_Your task_. Work through the records below and tally every line containing "category". Reply with the total alone.

--- START Data in this exercise ---

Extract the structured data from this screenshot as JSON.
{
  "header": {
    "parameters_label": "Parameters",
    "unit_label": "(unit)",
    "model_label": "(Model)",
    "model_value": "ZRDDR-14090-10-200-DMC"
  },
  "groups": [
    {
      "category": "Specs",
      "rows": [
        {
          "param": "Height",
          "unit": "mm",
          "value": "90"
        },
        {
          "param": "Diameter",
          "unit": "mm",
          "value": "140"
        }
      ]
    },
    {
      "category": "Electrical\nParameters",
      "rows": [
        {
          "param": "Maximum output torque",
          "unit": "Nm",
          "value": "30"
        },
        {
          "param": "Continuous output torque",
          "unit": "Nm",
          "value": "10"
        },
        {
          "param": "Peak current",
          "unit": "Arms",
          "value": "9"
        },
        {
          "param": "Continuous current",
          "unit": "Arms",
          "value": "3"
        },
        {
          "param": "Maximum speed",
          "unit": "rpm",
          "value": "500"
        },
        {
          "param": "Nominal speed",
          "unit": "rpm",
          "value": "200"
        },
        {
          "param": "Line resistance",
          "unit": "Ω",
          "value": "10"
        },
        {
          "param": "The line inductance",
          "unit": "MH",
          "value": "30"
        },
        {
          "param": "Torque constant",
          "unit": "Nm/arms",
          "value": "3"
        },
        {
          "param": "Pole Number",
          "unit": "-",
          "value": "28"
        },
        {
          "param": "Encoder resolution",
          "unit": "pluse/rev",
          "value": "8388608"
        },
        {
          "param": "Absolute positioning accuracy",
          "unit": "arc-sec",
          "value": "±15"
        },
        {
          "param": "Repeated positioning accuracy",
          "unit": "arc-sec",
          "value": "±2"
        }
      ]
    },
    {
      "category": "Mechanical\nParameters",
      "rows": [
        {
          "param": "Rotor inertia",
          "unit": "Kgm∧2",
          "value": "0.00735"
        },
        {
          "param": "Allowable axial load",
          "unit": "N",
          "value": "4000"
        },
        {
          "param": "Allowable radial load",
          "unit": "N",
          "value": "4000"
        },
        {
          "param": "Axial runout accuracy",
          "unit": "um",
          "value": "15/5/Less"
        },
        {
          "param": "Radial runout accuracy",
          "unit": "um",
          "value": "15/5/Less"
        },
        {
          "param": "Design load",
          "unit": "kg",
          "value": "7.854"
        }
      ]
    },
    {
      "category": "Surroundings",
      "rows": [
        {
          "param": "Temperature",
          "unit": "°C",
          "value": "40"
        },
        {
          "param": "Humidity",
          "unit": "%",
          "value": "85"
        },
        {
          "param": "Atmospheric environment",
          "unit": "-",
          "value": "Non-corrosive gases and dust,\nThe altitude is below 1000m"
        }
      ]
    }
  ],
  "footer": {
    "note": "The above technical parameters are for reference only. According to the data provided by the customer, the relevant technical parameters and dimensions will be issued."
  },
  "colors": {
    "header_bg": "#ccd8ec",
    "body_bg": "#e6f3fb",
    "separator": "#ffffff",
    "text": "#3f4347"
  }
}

--- END Data in this exercise ---

_Exercise response_. 4